Stated goal: Return each line of the records holding the string "this".

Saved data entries
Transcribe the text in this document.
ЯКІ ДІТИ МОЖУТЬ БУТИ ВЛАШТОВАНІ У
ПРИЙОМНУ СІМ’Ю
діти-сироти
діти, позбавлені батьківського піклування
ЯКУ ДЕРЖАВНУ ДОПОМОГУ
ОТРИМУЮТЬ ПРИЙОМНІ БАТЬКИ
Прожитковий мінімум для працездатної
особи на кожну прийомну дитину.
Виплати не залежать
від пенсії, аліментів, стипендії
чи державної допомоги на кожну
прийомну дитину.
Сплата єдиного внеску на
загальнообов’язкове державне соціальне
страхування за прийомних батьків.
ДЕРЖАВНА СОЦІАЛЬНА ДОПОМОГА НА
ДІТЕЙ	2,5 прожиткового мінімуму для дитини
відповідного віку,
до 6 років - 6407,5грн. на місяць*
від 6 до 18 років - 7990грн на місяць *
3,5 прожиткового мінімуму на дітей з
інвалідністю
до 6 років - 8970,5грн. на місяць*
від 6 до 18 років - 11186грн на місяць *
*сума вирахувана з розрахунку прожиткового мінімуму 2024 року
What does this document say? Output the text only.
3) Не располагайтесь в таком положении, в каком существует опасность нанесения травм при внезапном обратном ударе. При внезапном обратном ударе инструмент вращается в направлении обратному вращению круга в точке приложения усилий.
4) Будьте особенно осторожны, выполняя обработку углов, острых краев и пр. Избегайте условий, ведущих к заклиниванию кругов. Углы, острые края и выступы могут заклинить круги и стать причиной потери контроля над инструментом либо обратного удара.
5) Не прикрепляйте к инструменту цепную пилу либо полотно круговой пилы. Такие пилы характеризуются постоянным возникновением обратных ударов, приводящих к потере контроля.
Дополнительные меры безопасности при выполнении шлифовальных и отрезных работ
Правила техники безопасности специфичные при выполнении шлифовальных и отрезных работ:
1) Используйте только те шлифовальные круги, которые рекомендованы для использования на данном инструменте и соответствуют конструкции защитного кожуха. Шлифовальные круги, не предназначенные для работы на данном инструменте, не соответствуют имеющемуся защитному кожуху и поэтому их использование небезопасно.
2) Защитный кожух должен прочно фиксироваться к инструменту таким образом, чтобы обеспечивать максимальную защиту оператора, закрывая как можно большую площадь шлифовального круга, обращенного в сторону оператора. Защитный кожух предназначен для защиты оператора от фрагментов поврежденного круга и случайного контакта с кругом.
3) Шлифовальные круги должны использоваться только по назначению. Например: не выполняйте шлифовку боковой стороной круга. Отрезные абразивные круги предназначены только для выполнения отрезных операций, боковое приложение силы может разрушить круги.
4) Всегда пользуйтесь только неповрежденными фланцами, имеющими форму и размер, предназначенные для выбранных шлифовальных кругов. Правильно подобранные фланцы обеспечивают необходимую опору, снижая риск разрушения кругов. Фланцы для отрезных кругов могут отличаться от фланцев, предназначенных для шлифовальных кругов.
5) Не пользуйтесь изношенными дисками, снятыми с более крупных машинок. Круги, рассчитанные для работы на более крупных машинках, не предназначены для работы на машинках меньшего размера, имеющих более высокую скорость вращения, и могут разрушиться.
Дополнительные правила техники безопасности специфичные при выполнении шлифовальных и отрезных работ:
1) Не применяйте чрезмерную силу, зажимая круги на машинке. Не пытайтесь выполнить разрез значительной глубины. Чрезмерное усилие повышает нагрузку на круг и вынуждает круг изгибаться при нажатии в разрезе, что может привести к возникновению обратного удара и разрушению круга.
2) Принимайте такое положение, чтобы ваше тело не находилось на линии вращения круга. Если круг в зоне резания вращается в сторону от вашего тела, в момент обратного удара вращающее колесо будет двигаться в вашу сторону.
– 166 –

Answer to the exercise:
Transcribe the text in this document.
What does this document say? Output the text only.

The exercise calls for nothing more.